WHAT TO DO
Your answer should be a single number: the count of lines containing the string "Distance".

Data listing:
--

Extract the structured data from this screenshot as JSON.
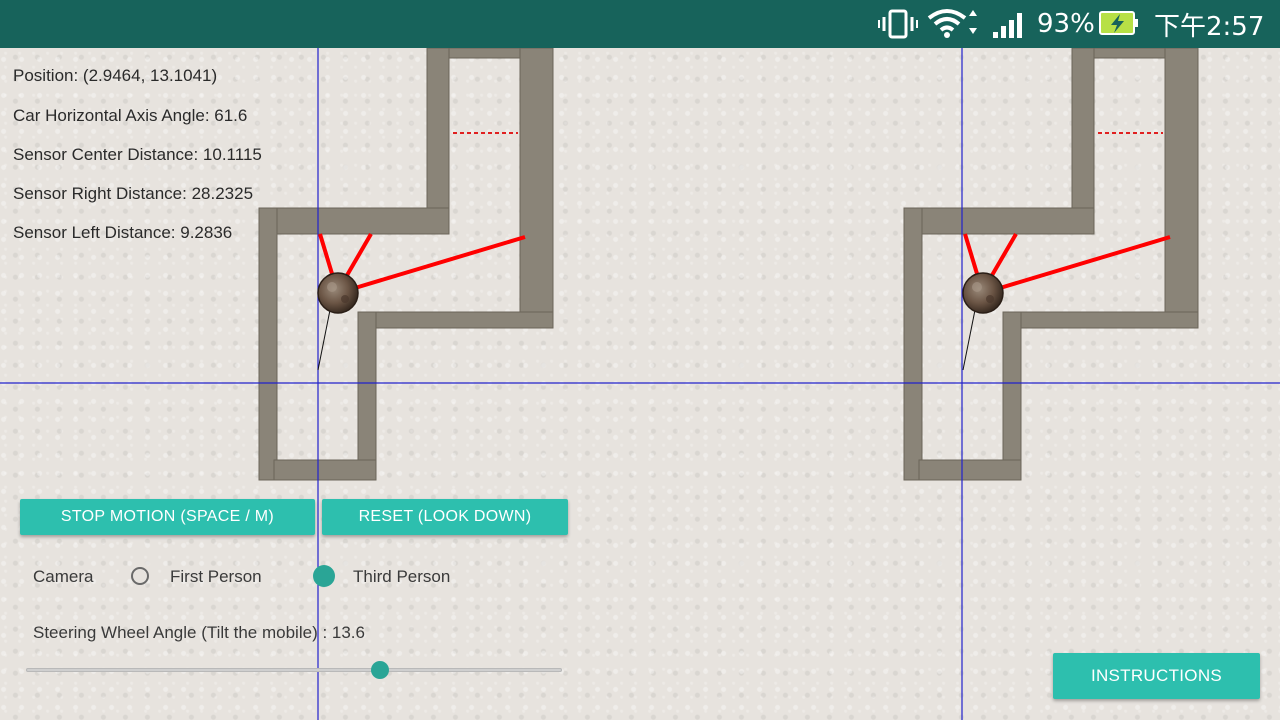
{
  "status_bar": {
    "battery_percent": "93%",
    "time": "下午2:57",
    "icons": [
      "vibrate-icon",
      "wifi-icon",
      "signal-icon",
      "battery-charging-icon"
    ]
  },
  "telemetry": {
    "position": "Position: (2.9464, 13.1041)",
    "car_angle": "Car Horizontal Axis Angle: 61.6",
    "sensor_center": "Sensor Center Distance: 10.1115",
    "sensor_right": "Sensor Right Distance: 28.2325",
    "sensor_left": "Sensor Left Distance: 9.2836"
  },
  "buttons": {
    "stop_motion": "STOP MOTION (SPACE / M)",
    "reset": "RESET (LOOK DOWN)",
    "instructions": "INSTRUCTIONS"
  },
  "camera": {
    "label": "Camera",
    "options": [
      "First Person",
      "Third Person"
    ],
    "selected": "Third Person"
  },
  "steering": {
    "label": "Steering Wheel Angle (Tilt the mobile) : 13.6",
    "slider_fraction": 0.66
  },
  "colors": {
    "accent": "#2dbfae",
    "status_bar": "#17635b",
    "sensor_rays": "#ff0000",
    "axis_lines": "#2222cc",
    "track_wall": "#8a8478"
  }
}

--

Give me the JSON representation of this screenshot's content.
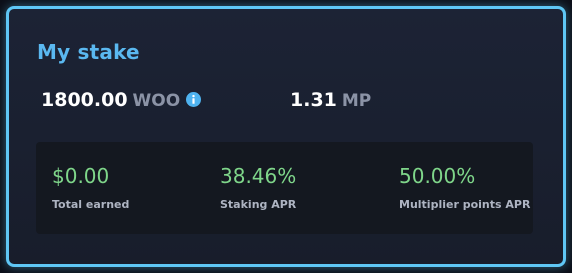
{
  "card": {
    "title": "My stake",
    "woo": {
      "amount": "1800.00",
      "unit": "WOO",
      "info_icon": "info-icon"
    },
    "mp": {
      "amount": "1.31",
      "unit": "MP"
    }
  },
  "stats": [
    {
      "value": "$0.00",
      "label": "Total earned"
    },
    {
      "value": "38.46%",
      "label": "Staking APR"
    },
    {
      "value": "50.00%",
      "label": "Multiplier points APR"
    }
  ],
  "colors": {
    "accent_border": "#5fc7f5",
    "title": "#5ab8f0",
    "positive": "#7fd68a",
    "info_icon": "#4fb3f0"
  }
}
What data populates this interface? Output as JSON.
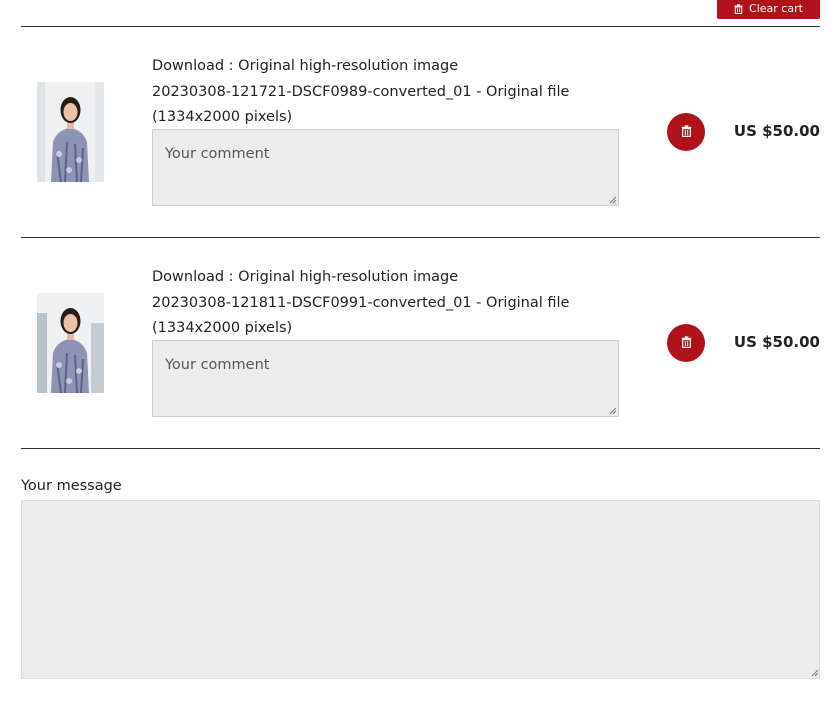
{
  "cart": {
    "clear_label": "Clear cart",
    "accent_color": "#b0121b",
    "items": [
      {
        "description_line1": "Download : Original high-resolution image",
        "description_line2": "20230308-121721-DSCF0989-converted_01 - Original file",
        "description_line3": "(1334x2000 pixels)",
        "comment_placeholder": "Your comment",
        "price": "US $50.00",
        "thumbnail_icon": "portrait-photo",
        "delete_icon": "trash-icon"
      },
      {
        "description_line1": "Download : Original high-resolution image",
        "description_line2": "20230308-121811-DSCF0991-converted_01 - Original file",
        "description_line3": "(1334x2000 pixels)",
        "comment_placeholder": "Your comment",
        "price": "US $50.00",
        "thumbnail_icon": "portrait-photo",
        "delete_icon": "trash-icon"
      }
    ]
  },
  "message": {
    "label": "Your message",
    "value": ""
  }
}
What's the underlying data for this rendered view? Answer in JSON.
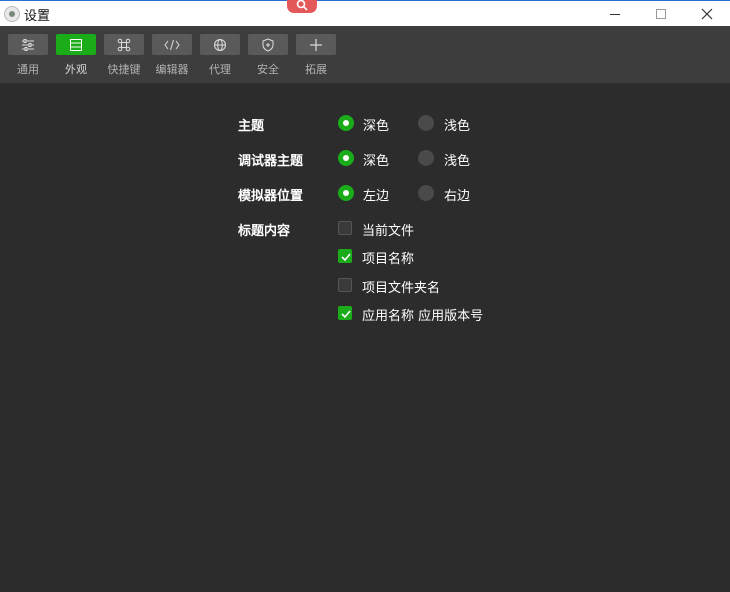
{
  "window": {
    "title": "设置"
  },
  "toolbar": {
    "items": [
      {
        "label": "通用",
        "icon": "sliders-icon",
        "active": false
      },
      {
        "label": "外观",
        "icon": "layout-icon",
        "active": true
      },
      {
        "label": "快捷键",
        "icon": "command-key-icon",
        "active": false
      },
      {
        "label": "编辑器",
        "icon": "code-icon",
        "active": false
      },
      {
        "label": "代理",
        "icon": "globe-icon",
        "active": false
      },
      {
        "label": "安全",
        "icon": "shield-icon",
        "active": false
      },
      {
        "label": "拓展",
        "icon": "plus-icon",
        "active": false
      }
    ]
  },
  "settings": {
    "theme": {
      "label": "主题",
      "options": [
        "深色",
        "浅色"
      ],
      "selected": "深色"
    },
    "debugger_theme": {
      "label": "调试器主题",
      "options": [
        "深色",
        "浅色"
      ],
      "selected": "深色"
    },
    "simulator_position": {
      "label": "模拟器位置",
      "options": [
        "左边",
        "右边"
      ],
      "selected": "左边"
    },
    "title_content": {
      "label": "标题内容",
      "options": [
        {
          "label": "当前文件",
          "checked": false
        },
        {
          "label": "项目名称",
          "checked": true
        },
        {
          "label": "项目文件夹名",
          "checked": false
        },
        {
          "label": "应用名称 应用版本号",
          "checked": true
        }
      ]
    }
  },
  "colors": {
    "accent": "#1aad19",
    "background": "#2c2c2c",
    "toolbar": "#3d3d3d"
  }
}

--

RESPONSE TO THIS TASK
3